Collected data
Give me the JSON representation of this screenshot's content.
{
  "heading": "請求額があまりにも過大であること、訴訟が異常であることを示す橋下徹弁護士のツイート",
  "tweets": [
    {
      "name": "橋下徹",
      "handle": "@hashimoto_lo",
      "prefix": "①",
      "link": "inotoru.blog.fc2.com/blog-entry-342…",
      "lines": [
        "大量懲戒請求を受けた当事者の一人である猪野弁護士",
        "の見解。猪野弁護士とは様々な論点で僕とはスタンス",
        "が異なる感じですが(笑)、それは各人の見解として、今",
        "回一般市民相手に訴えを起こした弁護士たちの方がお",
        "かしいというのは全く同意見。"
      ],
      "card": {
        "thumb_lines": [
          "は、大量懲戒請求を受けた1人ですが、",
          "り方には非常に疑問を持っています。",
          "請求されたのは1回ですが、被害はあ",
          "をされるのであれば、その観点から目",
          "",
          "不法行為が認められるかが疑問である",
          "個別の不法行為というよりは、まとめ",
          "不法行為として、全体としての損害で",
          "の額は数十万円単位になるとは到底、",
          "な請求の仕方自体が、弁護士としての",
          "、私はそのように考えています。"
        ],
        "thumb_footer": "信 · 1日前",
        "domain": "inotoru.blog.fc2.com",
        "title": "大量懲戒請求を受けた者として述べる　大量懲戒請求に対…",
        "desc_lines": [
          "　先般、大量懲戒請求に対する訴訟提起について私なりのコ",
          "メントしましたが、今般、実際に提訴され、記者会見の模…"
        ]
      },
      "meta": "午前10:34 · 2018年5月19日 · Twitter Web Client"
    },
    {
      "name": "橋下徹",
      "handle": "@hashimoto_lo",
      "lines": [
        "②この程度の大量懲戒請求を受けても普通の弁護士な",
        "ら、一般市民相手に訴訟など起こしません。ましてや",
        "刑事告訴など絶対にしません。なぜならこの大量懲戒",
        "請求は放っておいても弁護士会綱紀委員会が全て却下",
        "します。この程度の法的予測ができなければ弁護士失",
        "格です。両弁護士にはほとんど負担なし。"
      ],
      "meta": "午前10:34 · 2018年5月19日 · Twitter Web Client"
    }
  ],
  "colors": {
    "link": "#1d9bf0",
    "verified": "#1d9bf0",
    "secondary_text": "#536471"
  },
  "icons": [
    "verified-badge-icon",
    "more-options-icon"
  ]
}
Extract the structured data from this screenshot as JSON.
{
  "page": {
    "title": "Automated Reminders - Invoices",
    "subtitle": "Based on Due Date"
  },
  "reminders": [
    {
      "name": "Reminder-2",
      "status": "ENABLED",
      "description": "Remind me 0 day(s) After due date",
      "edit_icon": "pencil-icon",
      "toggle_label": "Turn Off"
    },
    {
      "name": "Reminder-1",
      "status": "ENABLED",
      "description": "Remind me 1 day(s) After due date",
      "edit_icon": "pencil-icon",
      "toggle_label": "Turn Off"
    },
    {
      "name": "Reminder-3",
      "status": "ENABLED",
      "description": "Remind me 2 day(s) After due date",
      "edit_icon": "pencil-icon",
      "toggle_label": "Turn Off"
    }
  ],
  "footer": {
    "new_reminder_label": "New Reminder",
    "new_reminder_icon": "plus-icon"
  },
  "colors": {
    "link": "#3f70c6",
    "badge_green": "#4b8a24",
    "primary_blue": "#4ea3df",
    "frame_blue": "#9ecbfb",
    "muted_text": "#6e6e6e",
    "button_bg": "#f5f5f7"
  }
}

→ **Exercise task**
Find each line that has the word "verified", then copy it out.

→ **Solution to this problem**
    "verified": "#1d9bf0",
    "verified-badge-icon",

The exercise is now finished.